(Stored records)
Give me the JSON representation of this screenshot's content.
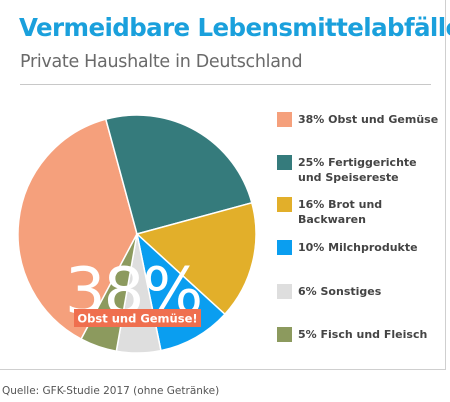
{
  "header": {
    "title": "Vermeidbare Lebensmittelabfälle",
    "subtitle": "Private Haushalte in Deutschland"
  },
  "chart_data": {
    "type": "pie",
    "categories": [
      "Obst und Gemüse",
      "Fertiggerichte und Speisereste",
      "Brot und Backwaren",
      "Milchprodukte",
      "Sonstiges",
      "Fisch und Fleisch"
    ],
    "values": [
      38,
      25,
      16,
      10,
      6,
      5
    ],
    "colors": [
      "#f5a07c",
      "#357b7c",
      "#e2af2a",
      "#0a9ef0",
      "#dedede",
      "#8c9a5e"
    ],
    "legend": [
      [
        "38% Obst und Gemüse"
      ],
      [
        "25% Fertiggerichte",
        "und Speisereste"
      ],
      [
        "16% Brot und Backwaren"
      ],
      [
        "10% Milchprodukte"
      ],
      [
        "6% Sonstiges"
      ],
      [
        "5% Fisch und Fleisch"
      ]
    ],
    "legend_position": "right",
    "callout": {
      "value_text": "38%",
      "label_text": "Obst und Gemüse!",
      "label_bg": "#ef6f4f"
    }
  },
  "footer": {
    "source": "Quelle: GFK-Studie 2017 (ohne Getränke)"
  }
}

→ **Challenge**:
Leaving out the pictures, repeat the data above exactly.

→ **Reply**:
Give me the JSON representation of this screenshot's content.
{
  "header": {
    "title": "Vermeidbare Lebensmittelabfälle",
    "subtitle": "Private Haushalte in Deutschland"
  },
  "chart_data": {
    "type": "pie",
    "categories": [
      "Obst und Gemüse",
      "Fertiggerichte und Speisereste",
      "Brot und Backwaren",
      "Milchprodukte",
      "Sonstiges",
      "Fisch und Fleisch"
    ],
    "values": [
      38,
      25,
      16,
      10,
      6,
      5
    ],
    "colors": [
      "#f5a07c",
      "#357b7c",
      "#e2af2a",
      "#0a9ef0",
      "#dedede",
      "#8c9a5e"
    ],
    "legend": [
      [
        "38% Obst und Gemüse"
      ],
      [
        "25% Fertiggerichte",
        "und Speisereste"
      ],
      [
        "16% Brot und Backwaren"
      ],
      [
        "10% Milchprodukte"
      ],
      [
        "6% Sonstiges"
      ],
      [
        "5% Fisch und Fleisch"
      ]
    ],
    "legend_position": "right",
    "callout": {
      "value_text": "38%",
      "label_text": "Obst und Gemüse!",
      "label_bg": "#ef6f4f"
    }
  },
  "footer": {
    "source": "Quelle: GFK-Studie 2017 (ohne Getränke)"
  }
}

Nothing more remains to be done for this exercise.